**TRAVAIL À FAIRE:**
D'après le texte sur le lancement du navire, répondez brièvement :
(a) Que répétait Pomaré en s'en allant ?
(b) Quel jour l'opération du lancement a-t-elle été recommencée ?
(c) En quelle période employait-on surtout l'orateur, et dans quel but ?

**BLOC DE TEXTE:**
**********
De l'autre côté, on tirait
toujours ; le navire fit alors demi-tour et se
coucha tandis que s'élevaient les
lamentations, des indigènes :
« Auê te pahi e ! »
« Hélas ! le navire !
Hélas ! le navire ! »
L'air moitié triste, moitié
satisfait, Pomaré répétait en
s'en allant : « J'ai toujours dit
qu'il ne fallait pas essayer de lancer ce
bâtiment ! » Quant aux
indigènes, ils étaient visiblement
découragés. John Williams ne pouvait
admettre que ce léger incident
changeât rien au résultat. Ce
même jour, le vaisseau était
redressé et les troncs sur lesquels il
devait rouler vers la mer replacés. Le
surlendemain, un lundi, l'opération du
lancement était recommencée. À
côté, sur une petite éminence,
un orateur, « un taala
faailoito » s'était placé
qui, par le geste et la parole, encourageait les
indigènes. Taata faaitoito, signifie :
l'homme qui communique la vie, l'énergie. On
l'employait surtout en temps de guerre pour exciter
les guerriers, ranimer leur courage.
**********
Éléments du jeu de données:
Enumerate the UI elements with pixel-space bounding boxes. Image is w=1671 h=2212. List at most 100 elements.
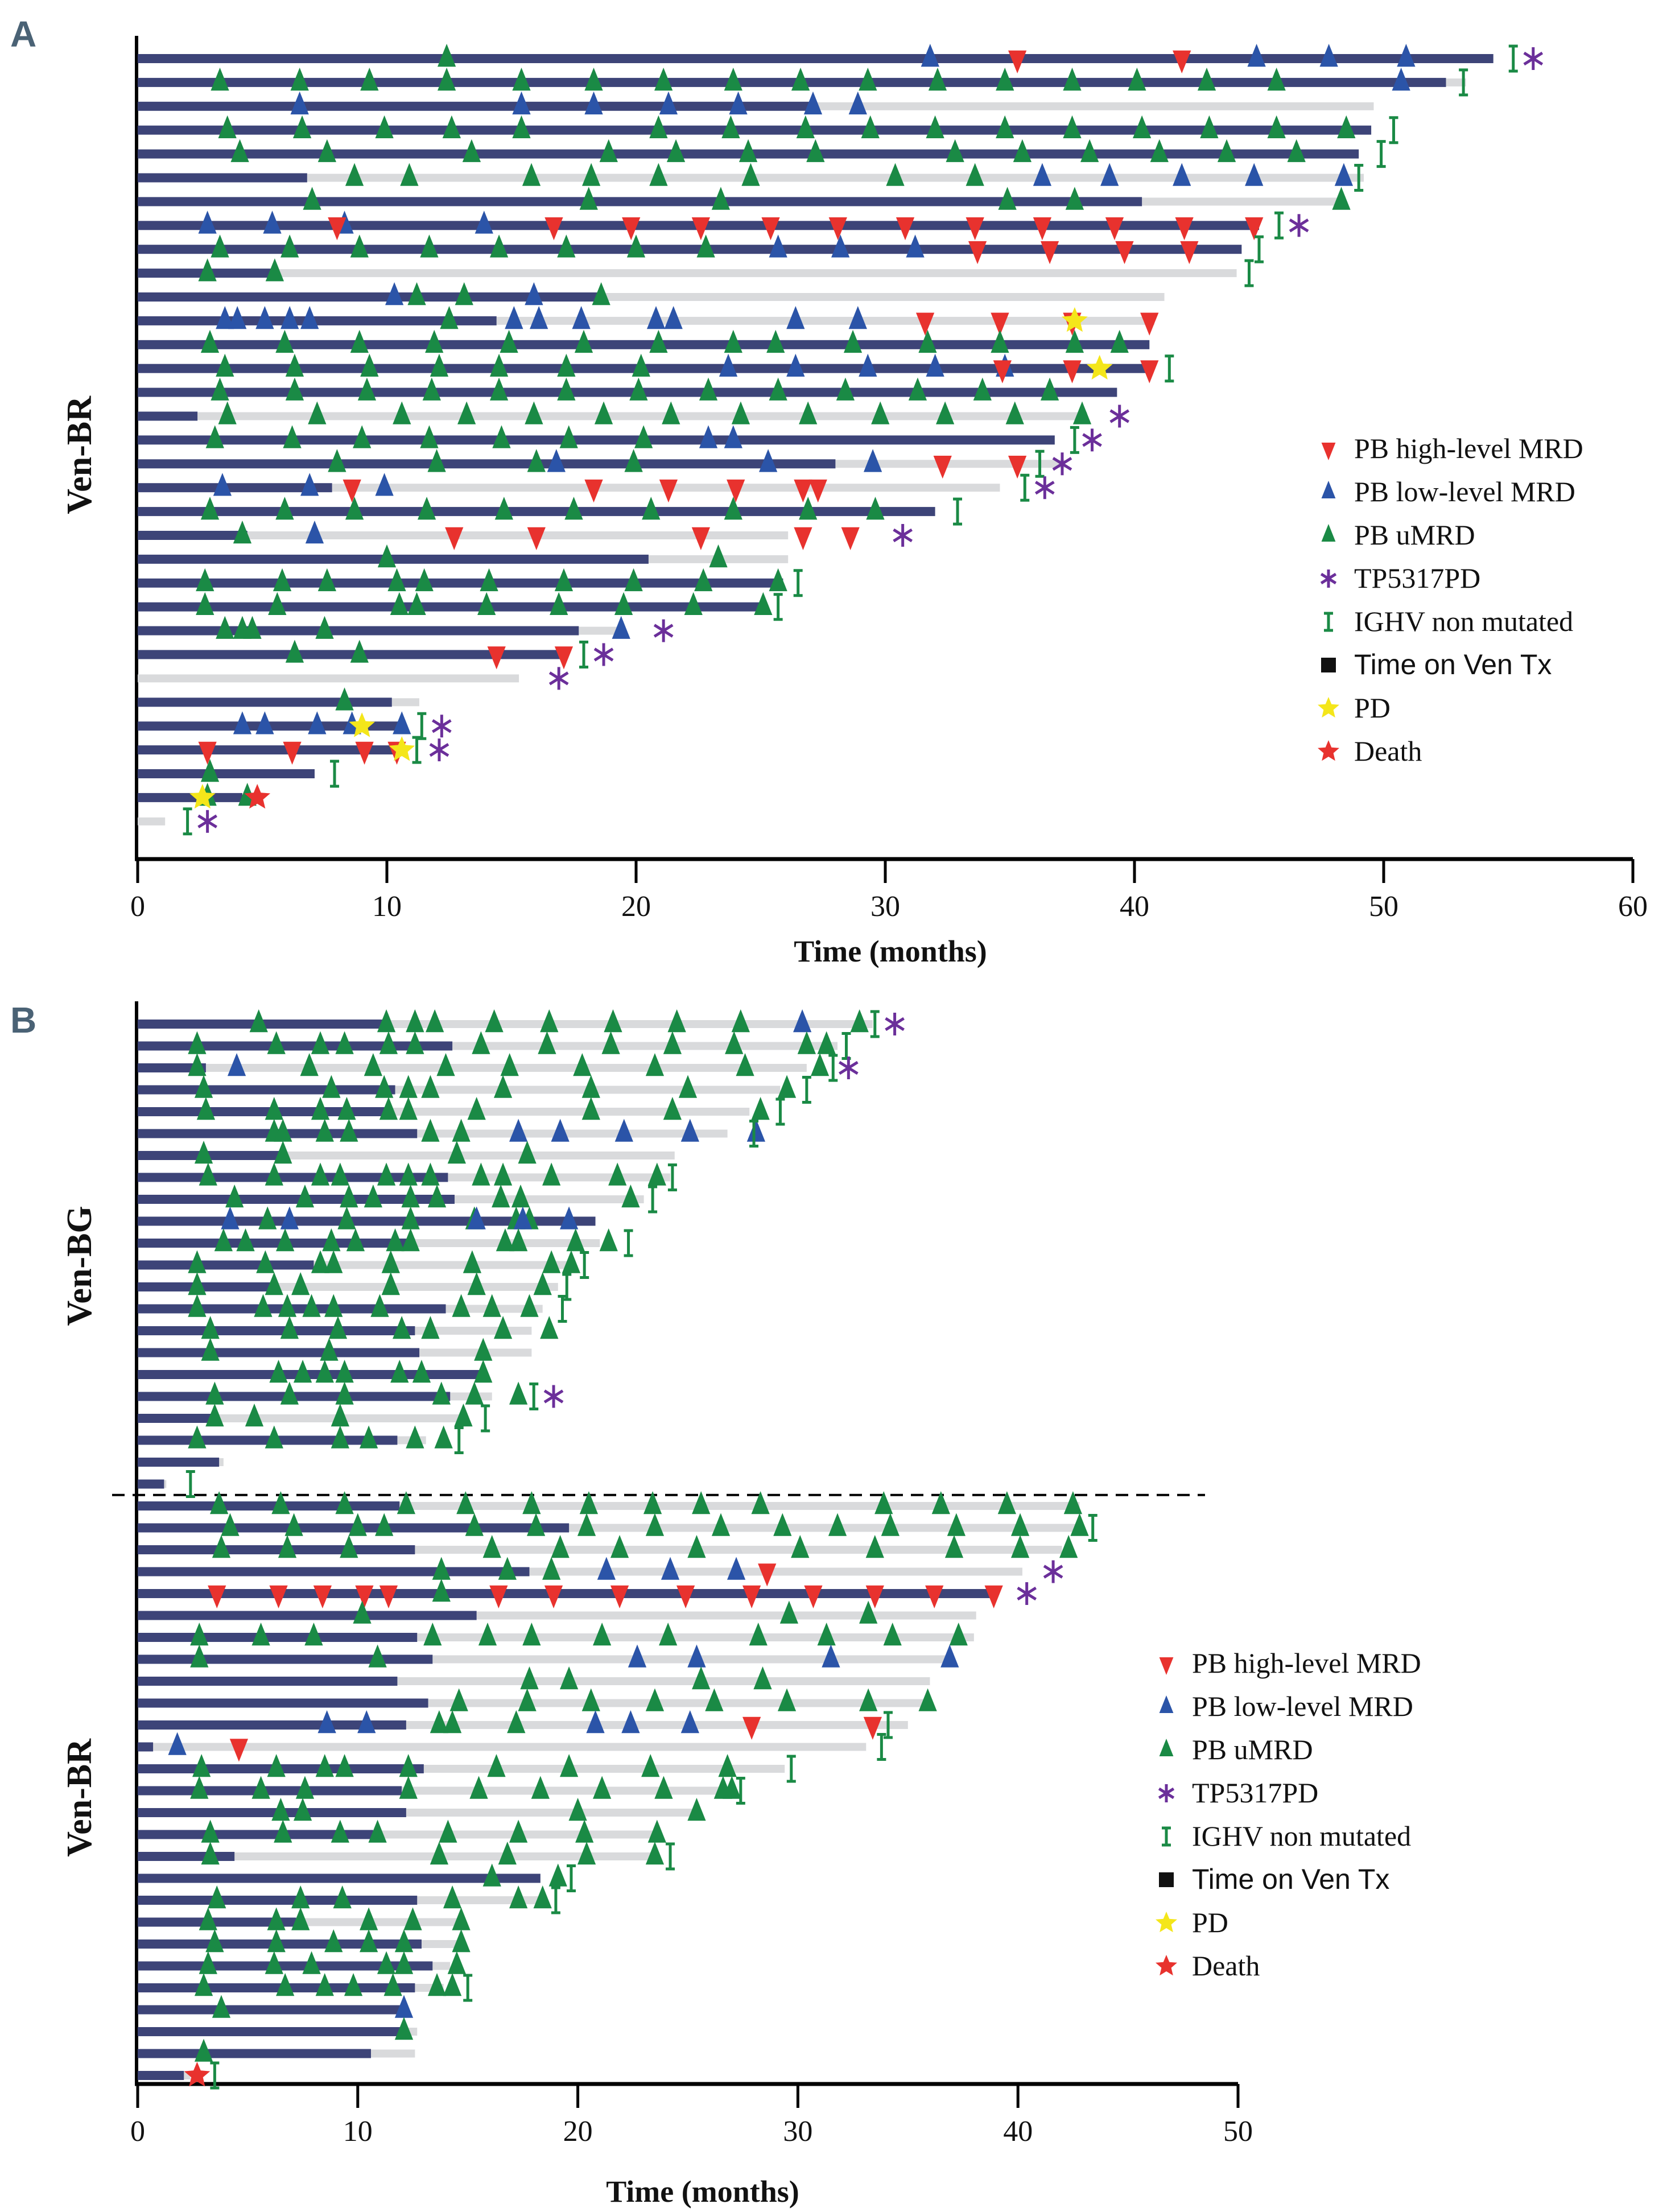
high-mrd-marker [933, 456, 952, 479]
uMRD-marker [667, 1009, 686, 1033]
ven-treatment-bar [138, 1852, 235, 1861]
uMRD-marker [265, 1097, 283, 1120]
pd-star-marker [389, 736, 415, 761]
uMRD-marker [360, 1907, 378, 1930]
uMRD-marker [199, 1162, 217, 1186]
uMRD-marker [290, 67, 309, 91]
uMRD-marker [465, 1513, 484, 1536]
ven-treatment-bar [138, 721, 405, 731]
followup-bar [184, 2071, 191, 2079]
ighv-unmutated-marker [793, 569, 803, 597]
low-mrd-marker [221, 1206, 240, 1229]
uMRD-marker [791, 67, 810, 91]
high-mrd-marker [742, 1716, 761, 1740]
uMRD-marker [333, 1885, 352, 1909]
uMRD-marker [293, 1798, 312, 1821]
patient-row [138, 1623, 974, 1646]
ven-treatment-bar [138, 173, 307, 183]
uMRD-marker [397, 1491, 416, 1514]
patient-row [138, 687, 419, 711]
high-mrd-marker [691, 217, 710, 241]
uMRD-marker [454, 1404, 473, 1427]
patient-row [138, 1250, 589, 1279]
ighv-unmutated-marker [1274, 211, 1284, 240]
legend-symbol-ighv [1324, 612, 1333, 632]
followup-bar [153, 1743, 867, 1751]
ighv-unmutated-marker [666, 1842, 675, 1871]
tp53-marker-stroke [543, 1389, 564, 1404]
uMRD-marker [542, 1162, 561, 1186]
uMRD-marker [509, 1228, 528, 1252]
patient-row [138, 329, 1150, 353]
uMRD-marker [236, 1228, 255, 1252]
ighv-unmutated-marker [749, 1120, 759, 1148]
patient-row [138, 1360, 493, 1383]
low-mrd-marker [547, 449, 566, 472]
low-mrd-marker [227, 1053, 246, 1076]
uMRD-marker [430, 1842, 449, 1865]
ven-treatment-bar [138, 1808, 406, 1817]
low-mrd-marker [586, 1710, 605, 1734]
tp53-marker [1034, 476, 1055, 500]
tp53-marker-stroke [1289, 218, 1309, 233]
uMRD-marker [526, 1513, 546, 1536]
uMRD-marker [998, 187, 1017, 210]
tp53-marker-stroke [893, 528, 913, 543]
uMRD-marker [557, 353, 576, 377]
legend-label-low: PB low-level MRD [1192, 1690, 1413, 1722]
followup-bar [197, 412, 1087, 420]
uMRD-marker [377, 544, 397, 568]
patient-row [138, 1470, 195, 1498]
high-mrd-marker [355, 1585, 374, 1608]
tp53-marker-stroke [432, 719, 452, 733]
uMRD-marker [447, 1951, 466, 1974]
uMRD-marker [426, 1009, 444, 1033]
low-mrd-marker [659, 91, 678, 115]
uMRD-marker [205, 1404, 224, 1427]
uMRD-marker [399, 1776, 418, 1799]
uMRD-marker [315, 616, 334, 639]
uMRD-marker [335, 1491, 354, 1514]
uMRD-marker [438, 44, 456, 67]
followup-bar [234, 1852, 657, 1860]
low-mrd-marker [793, 1009, 812, 1033]
patient-row [138, 1228, 633, 1257]
uMRD-marker [562, 1250, 581, 1273]
ven-treatment-bar [138, 1720, 406, 1730]
patient-row [138, 1535, 1078, 1558]
uMRD-marker [265, 1425, 283, 1448]
ven-treatment-bar [138, 1742, 154, 1752]
uMRD-marker [245, 1404, 264, 1427]
patient-row [138, 1097, 785, 1126]
uMRD-marker [573, 1053, 592, 1076]
low-mrd-marker [263, 211, 282, 234]
low-mrd-marker [769, 234, 787, 258]
legend-symbol-umrd [1321, 524, 1336, 542]
patient-row [138, 807, 217, 836]
uMRD-marker [1200, 115, 1219, 138]
patient-row [138, 1710, 908, 1740]
high-mrd-marker [229, 1739, 249, 1762]
patient-row [138, 258, 1254, 287]
uMRD-marker [566, 1228, 585, 1252]
uMRD-marker [335, 1381, 354, 1405]
uMRD-marker [489, 377, 509, 401]
patient-row [138, 1141, 675, 1164]
uMRD-marker [472, 1031, 490, 1054]
uMRD-marker [420, 234, 439, 258]
uMRD-marker [311, 1031, 330, 1054]
high-mrd-marker [1140, 312, 1159, 336]
uMRD-marker [496, 1228, 515, 1252]
uMRD-marker [420, 425, 439, 448]
ighv-unmutated-marker [1255, 235, 1264, 263]
high-mrd-marker [1173, 50, 1191, 73]
uMRD-marker [211, 234, 229, 258]
low-mrd-marker [233, 711, 252, 734]
uMRD-marker [593, 1623, 612, 1646]
uMRD-marker [412, 1360, 431, 1383]
legend-symbol-death [1156, 1955, 1177, 1976]
uMRD-marker [1063, 1491, 1083, 1514]
uMRD-marker [610, 1535, 629, 1558]
tp53-marker-stroke [197, 814, 217, 828]
uMRD-marker [401, 1228, 420, 1252]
**********
**RÉPONSE:**
(a) « J'ai toujours dit qu'il ne fallait pas essayer de lancer ce bâtiment ! »
(b) Le surlendemain, un lundi.
(c) Surtout en temps de guerre, pour exciter les guerriers et ranimer leur courage.